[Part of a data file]
____
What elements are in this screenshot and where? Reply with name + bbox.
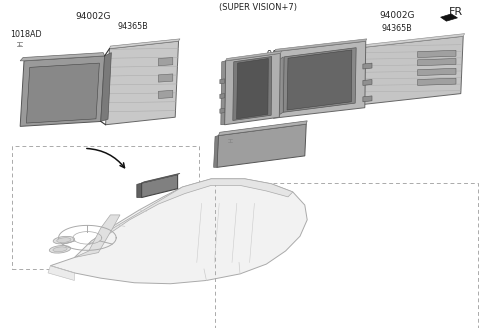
Polygon shape: [217, 124, 306, 167]
Polygon shape: [237, 58, 268, 119]
Polygon shape: [274, 41, 366, 118]
Polygon shape: [158, 74, 173, 82]
Polygon shape: [48, 266, 74, 280]
Polygon shape: [158, 57, 173, 66]
Polygon shape: [20, 56, 105, 126]
Text: (SUPER VISION+7): (SUPER VISION+7): [219, 3, 297, 11]
Polygon shape: [50, 179, 307, 284]
Polygon shape: [89, 179, 293, 244]
Ellipse shape: [53, 236, 74, 244]
Polygon shape: [360, 33, 465, 48]
Polygon shape: [418, 68, 456, 75]
Text: 94002G: 94002G: [379, 11, 415, 20]
Polygon shape: [220, 79, 225, 84]
Polygon shape: [274, 57, 283, 118]
Text: 1018AD: 1018AD: [11, 30, 42, 39]
Polygon shape: [220, 93, 225, 98]
Text: 94120A: 94120A: [266, 50, 297, 59]
Polygon shape: [418, 78, 456, 85]
Polygon shape: [158, 90, 173, 98]
Text: FR: FR: [449, 7, 463, 17]
Polygon shape: [363, 63, 372, 69]
Polygon shape: [142, 173, 180, 183]
Polygon shape: [226, 51, 282, 61]
Text: 94365B: 94365B: [118, 22, 148, 31]
Polygon shape: [287, 50, 352, 110]
Text: 94365B: 94365B: [382, 24, 412, 33]
Text: 94360D: 94360D: [226, 78, 257, 87]
Ellipse shape: [49, 246, 71, 253]
Bar: [215, 183, 478, 328]
Ellipse shape: [57, 238, 71, 242]
Polygon shape: [101, 52, 111, 121]
Polygon shape: [441, 14, 457, 21]
Polygon shape: [137, 183, 142, 197]
Polygon shape: [26, 63, 99, 123]
Polygon shape: [283, 48, 356, 112]
Polygon shape: [74, 215, 120, 257]
Text: 94363A: 94363A: [226, 132, 256, 141]
Polygon shape: [418, 50, 456, 57]
Polygon shape: [358, 36, 463, 105]
Polygon shape: [225, 53, 280, 125]
Polygon shape: [218, 121, 307, 135]
Polygon shape: [363, 79, 372, 85]
Polygon shape: [20, 52, 105, 61]
Polygon shape: [275, 39, 367, 51]
Polygon shape: [109, 39, 180, 49]
Polygon shape: [214, 135, 218, 167]
Polygon shape: [233, 56, 272, 120]
Polygon shape: [363, 96, 372, 102]
Polygon shape: [106, 41, 179, 125]
Polygon shape: [221, 61, 226, 125]
Polygon shape: [142, 174, 178, 197]
Text: 94002G: 94002G: [76, 12, 111, 21]
Polygon shape: [220, 108, 225, 113]
Polygon shape: [418, 58, 456, 66]
Ellipse shape: [53, 247, 67, 252]
Bar: [12, 146, 199, 269]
____
* EXERCISE DIRECTIONS: Transcribe these lines word for word, covering every record, and leave the pictures out of your answer.

* WRITTEN SOLUTION:
What elements are in this screenshot and where? Reply with name + bbox.
Polygon shape: [217, 124, 306, 167]
Polygon shape: [237, 58, 268, 119]
Polygon shape: [274, 41, 366, 118]
Polygon shape: [158, 74, 173, 82]
Polygon shape: [48, 266, 74, 280]
Polygon shape: [158, 57, 173, 66]
Polygon shape: [20, 56, 105, 126]
Text: (SUPER VISION+7): (SUPER VISION+7): [219, 3, 297, 11]
Polygon shape: [50, 179, 307, 284]
Polygon shape: [89, 179, 293, 244]
Ellipse shape: [53, 236, 74, 244]
Polygon shape: [360, 33, 465, 48]
Polygon shape: [418, 68, 456, 75]
Text: 94002G: 94002G: [379, 11, 415, 20]
Polygon shape: [220, 79, 225, 84]
Polygon shape: [274, 57, 283, 118]
Text: 1018AD: 1018AD: [11, 30, 42, 39]
Polygon shape: [220, 93, 225, 98]
Text: 94120A: 94120A: [266, 50, 297, 59]
Polygon shape: [418, 78, 456, 85]
Polygon shape: [158, 90, 173, 98]
Text: FR: FR: [449, 7, 463, 17]
Polygon shape: [363, 63, 372, 69]
Polygon shape: [142, 173, 180, 183]
Polygon shape: [226, 51, 282, 61]
Text: 94365B: 94365B: [118, 22, 148, 31]
Polygon shape: [287, 50, 352, 110]
Text: 94365B: 94365B: [382, 24, 412, 33]
Text: 94360D: 94360D: [226, 78, 257, 87]
Ellipse shape: [49, 246, 71, 253]
Bar: [215, 183, 478, 328]
Ellipse shape: [57, 238, 71, 242]
Polygon shape: [101, 52, 111, 121]
Polygon shape: [441, 14, 457, 21]
Polygon shape: [137, 183, 142, 197]
Polygon shape: [26, 63, 99, 123]
Polygon shape: [283, 48, 356, 112]
Polygon shape: [74, 215, 120, 257]
Text: 94363A: 94363A: [226, 132, 256, 141]
Polygon shape: [418, 50, 456, 57]
Polygon shape: [358, 36, 463, 105]
Polygon shape: [225, 53, 280, 125]
Polygon shape: [218, 121, 307, 135]
Polygon shape: [363, 79, 372, 85]
Polygon shape: [20, 52, 105, 61]
Polygon shape: [275, 39, 367, 51]
Polygon shape: [109, 39, 180, 49]
Polygon shape: [214, 135, 218, 167]
Polygon shape: [233, 56, 272, 120]
Polygon shape: [363, 96, 372, 102]
Polygon shape: [106, 41, 179, 125]
Polygon shape: [221, 61, 226, 125]
Polygon shape: [142, 174, 178, 197]
Text: 94002G: 94002G: [76, 12, 111, 21]
Polygon shape: [220, 108, 225, 113]
Polygon shape: [418, 58, 456, 66]
Ellipse shape: [53, 247, 67, 252]
Bar: [12, 146, 199, 269]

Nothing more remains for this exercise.